## [Aim]
Present every line in which the string "choose" appears.

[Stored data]
=-=-=-=-=

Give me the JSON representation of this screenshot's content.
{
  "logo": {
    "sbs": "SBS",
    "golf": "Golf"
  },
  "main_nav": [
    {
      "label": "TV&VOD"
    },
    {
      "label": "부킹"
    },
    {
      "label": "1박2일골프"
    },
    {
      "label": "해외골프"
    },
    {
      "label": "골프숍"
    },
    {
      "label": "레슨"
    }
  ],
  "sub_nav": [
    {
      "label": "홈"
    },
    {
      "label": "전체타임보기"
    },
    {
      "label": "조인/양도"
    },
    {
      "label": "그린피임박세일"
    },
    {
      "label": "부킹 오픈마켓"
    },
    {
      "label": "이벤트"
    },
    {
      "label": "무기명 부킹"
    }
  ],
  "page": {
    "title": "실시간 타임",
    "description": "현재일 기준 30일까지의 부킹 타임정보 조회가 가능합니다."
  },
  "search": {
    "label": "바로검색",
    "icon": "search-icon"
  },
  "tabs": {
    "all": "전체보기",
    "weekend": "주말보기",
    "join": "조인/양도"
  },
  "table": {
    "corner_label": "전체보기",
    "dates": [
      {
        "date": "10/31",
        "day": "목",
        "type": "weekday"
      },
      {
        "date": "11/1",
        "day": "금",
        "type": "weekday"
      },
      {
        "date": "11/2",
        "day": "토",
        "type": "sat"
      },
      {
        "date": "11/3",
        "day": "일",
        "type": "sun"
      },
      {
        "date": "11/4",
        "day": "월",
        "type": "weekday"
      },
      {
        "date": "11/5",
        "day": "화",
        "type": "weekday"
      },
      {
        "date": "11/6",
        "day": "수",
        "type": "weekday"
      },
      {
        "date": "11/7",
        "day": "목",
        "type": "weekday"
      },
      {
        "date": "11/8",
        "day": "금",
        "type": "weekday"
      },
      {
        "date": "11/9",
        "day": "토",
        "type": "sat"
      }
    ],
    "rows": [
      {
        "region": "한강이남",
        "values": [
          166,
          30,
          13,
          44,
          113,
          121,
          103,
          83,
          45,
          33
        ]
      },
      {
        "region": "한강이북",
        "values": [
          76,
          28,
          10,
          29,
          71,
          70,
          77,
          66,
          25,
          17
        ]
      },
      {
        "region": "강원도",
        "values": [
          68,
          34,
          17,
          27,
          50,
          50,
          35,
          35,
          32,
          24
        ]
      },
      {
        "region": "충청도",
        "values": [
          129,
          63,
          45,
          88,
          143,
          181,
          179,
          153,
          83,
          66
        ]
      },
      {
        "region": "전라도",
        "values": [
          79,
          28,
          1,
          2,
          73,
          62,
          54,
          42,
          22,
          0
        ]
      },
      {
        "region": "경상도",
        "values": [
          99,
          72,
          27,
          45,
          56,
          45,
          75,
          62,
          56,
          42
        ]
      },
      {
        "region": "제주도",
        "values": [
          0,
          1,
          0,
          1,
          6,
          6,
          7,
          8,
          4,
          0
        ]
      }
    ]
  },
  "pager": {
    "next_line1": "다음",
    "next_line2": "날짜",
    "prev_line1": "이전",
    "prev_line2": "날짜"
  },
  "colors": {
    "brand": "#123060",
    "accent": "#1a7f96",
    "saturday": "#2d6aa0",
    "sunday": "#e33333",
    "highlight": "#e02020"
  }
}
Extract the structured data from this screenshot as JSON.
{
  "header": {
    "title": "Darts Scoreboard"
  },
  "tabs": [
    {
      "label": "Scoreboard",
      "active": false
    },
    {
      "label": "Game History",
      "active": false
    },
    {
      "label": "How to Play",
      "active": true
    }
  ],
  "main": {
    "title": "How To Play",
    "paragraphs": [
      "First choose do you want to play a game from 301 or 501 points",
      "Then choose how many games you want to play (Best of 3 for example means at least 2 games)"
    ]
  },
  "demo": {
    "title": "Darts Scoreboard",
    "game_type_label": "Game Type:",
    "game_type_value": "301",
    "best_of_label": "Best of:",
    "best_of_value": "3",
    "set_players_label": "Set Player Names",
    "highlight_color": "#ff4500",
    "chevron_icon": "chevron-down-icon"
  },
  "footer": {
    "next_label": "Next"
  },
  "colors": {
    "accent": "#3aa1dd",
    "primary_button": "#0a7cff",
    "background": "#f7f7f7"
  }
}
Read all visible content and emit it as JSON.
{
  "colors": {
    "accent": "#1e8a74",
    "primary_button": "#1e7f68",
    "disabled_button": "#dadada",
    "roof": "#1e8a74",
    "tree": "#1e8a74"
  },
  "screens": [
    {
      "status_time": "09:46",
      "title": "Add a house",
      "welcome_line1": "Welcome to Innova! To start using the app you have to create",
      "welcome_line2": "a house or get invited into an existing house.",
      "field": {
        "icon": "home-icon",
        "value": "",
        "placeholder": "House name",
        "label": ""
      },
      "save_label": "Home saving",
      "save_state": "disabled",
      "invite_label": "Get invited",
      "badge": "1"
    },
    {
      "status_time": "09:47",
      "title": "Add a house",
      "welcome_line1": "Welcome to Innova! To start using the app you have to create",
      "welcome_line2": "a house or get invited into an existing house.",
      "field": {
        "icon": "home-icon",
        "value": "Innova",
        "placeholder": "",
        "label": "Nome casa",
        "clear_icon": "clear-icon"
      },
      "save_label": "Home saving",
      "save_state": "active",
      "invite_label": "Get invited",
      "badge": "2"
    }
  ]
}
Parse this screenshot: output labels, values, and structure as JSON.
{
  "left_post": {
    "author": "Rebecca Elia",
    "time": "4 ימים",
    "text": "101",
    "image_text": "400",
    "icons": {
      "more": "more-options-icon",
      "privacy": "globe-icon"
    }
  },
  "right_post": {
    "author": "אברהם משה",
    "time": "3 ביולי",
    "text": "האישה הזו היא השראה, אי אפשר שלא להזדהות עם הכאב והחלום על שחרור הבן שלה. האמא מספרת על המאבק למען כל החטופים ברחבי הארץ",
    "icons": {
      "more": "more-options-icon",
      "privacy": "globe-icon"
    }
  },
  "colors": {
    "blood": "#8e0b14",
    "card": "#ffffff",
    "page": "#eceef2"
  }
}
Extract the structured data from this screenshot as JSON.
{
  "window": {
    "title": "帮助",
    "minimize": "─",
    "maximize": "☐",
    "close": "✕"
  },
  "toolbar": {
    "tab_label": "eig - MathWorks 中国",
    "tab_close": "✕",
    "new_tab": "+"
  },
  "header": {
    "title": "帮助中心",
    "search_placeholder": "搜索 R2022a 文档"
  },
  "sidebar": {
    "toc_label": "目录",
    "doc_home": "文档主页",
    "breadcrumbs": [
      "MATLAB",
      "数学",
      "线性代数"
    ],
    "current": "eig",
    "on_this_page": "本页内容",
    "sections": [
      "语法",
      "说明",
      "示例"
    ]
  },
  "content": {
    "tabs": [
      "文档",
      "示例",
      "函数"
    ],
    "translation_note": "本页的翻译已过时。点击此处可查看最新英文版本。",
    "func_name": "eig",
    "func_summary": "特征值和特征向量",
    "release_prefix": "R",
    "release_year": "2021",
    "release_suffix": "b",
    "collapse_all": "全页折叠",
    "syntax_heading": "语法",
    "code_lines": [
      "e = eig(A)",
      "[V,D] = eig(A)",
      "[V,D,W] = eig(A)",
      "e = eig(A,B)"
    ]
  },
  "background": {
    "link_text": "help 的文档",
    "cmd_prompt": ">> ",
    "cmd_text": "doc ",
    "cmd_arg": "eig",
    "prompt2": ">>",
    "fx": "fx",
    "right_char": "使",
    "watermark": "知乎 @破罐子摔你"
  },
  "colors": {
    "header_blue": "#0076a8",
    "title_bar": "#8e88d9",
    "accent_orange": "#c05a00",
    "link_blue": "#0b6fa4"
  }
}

=-=-=-=-=

## [Result below]
      "First choose do you want to play a game from 301 or 501 points",
      "Then choose how many games you want to play (Best of 3 for example means at least 2 games)"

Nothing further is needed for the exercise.